╭─ Exercise data

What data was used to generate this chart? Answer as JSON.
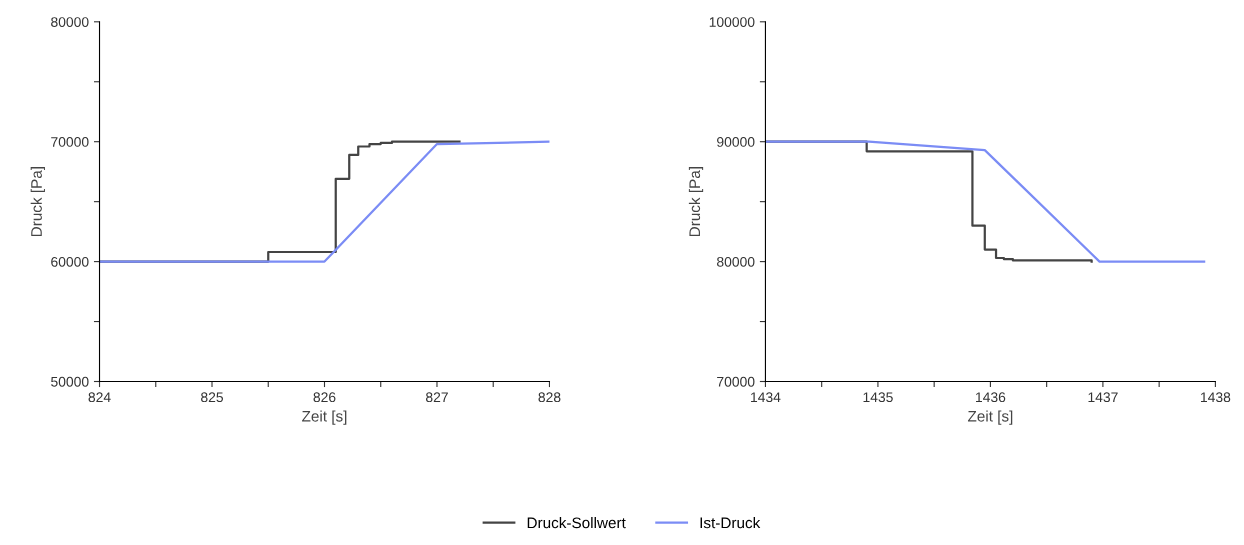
{
  "chart_data": [
    {
      "type": "line",
      "xlabel": "Zeit [s]",
      "ylabel": "Druck [Pa]",
      "xlim": [
        824,
        828
      ],
      "ylim": [
        50000,
        80000
      ],
      "xticks": [
        824,
        {
          "value": 824.5,
          "label": null
        },
        825,
        {
          "value": 825.5,
          "label": null
        },
        826,
        {
          "value": 826.5,
          "label": null
        },
        827,
        {
          "value": 827.5,
          "label": null
        },
        828
      ],
      "yticks": [
        50000,
        {
          "value": 55000,
          "label": null
        },
        60000,
        {
          "value": 65000,
          "label": null
        },
        70000,
        {
          "value": 75000,
          "label": null
        },
        80000
      ],
      "legend": "bottom",
      "grid": false,
      "series": [
        {
          "name": "Druck-Sollwert",
          "type": "step",
          "color": "#444444",
          "x": [
            824,
            825.5,
            826.1,
            826.22,
            826.3,
            826.4,
            826.5,
            826.6,
            827.2
          ],
          "values": [
            60000,
            60800,
            66900,
            68900,
            69600,
            69800,
            69900,
            70000,
            70000
          ]
        },
        {
          "name": "Ist-Druck",
          "color": "#7b8cf5",
          "x": [
            824,
            826.0,
            827.0,
            828
          ],
          "values": [
            60000,
            60000,
            69800,
            70000
          ]
        }
      ]
    },
    {
      "type": "line",
      "xlabel": "Zeit [s]",
      "ylabel": "Druck [Pa]",
      "xlim": [
        1434,
        1438
      ],
      "ylim": [
        70000,
        100000
      ],
      "xticks": [
        1434,
        {
          "value": 1434.5,
          "label": null
        },
        1435,
        {
          "value": 1435.5,
          "label": null
        },
        1436,
        {
          "value": 1436.5,
          "label": null
        },
        1437,
        {
          "value": 1437.5,
          "label": null
        },
        1438
      ],
      "yticks": [
        70000,
        {
          "value": 75000,
          "label": null
        },
        80000,
        {
          "value": 85000,
          "label": null
        },
        90000,
        {
          "value": 95000,
          "label": null
        },
        100000
      ],
      "grid": false,
      "series": [
        {
          "name": "Druck-Sollwert",
          "type": "step",
          "color": "#444444",
          "x": [
            1434,
            1434.9,
            1435.84,
            1435.95,
            1436.05,
            1436.12,
            1436.2,
            1436.9
          ],
          "values": [
            90000,
            89200,
            83000,
            81000,
            80300,
            80200,
            80100,
            80000
          ]
        },
        {
          "name": "Ist-Druck",
          "color": "#7b8cf5",
          "x": [
            1434,
            1434.92,
            1435.95,
            1436.97,
            1437.9
          ],
          "values": [
            90000,
            90000,
            89300,
            80000,
            80000
          ]
        }
      ]
    }
  ]
}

╰─

- **Set task**: Repeat the material exactly as it reads, without any of its pictures.

- **Correct response**:
What data was used to generate this chart? Answer as JSON.
{
  "chart_data": [
    {
      "type": "line",
      "xlabel": "Zeit [s]",
      "ylabel": "Druck [Pa]",
      "xlim": [
        824,
        828
      ],
      "ylim": [
        50000,
        80000
      ],
      "xticks": [
        824,
        {
          "value": 824.5,
          "label": null
        },
        825,
        {
          "value": 825.5,
          "label": null
        },
        826,
        {
          "value": 826.5,
          "label": null
        },
        827,
        {
          "value": 827.5,
          "label": null
        },
        828
      ],
      "yticks": [
        50000,
        {
          "value": 55000,
          "label": null
        },
        60000,
        {
          "value": 65000,
          "label": null
        },
        70000,
        {
          "value": 75000,
          "label": null
        },
        80000
      ],
      "legend": "bottom",
      "grid": false,
      "series": [
        {
          "name": "Druck-Sollwert",
          "type": "step",
          "color": "#444444",
          "x": [
            824,
            825.5,
            826.1,
            826.22,
            826.3,
            826.4,
            826.5,
            826.6,
            827.2
          ],
          "values": [
            60000,
            60800,
            66900,
            68900,
            69600,
            69800,
            69900,
            70000,
            70000
          ]
        },
        {
          "name": "Ist-Druck",
          "color": "#7b8cf5",
          "x": [
            824,
            826.0,
            827.0,
            828
          ],
          "values": [
            60000,
            60000,
            69800,
            70000
          ]
        }
      ]
    },
    {
      "type": "line",
      "xlabel": "Zeit [s]",
      "ylabel": "Druck [Pa]",
      "xlim": [
        1434,
        1438
      ],
      "ylim": [
        70000,
        100000
      ],
      "xticks": [
        1434,
        {
          "value": 1434.5,
          "label": null
        },
        1435,
        {
          "value": 1435.5,
          "label": null
        },
        1436,
        {
          "value": 1436.5,
          "label": null
        },
        1437,
        {
          "value": 1437.5,
          "label": null
        },
        1438
      ],
      "yticks": [
        70000,
        {
          "value": 75000,
          "label": null
        },
        80000,
        {
          "value": 85000,
          "label": null
        },
        90000,
        {
          "value": 95000,
          "label": null
        },
        100000
      ],
      "grid": false,
      "series": [
        {
          "name": "Druck-Sollwert",
          "type": "step",
          "color": "#444444",
          "x": [
            1434,
            1434.9,
            1435.84,
            1435.95,
            1436.05,
            1436.12,
            1436.2,
            1436.9
          ],
          "values": [
            90000,
            89200,
            83000,
            81000,
            80300,
            80200,
            80100,
            80000
          ]
        },
        {
          "name": "Ist-Druck",
          "color": "#7b8cf5",
          "x": [
            1434,
            1434.92,
            1435.95,
            1436.97,
            1437.9
          ],
          "values": [
            90000,
            90000,
            89300,
            80000,
            80000
          ]
        }
      ]
    }
  ]
}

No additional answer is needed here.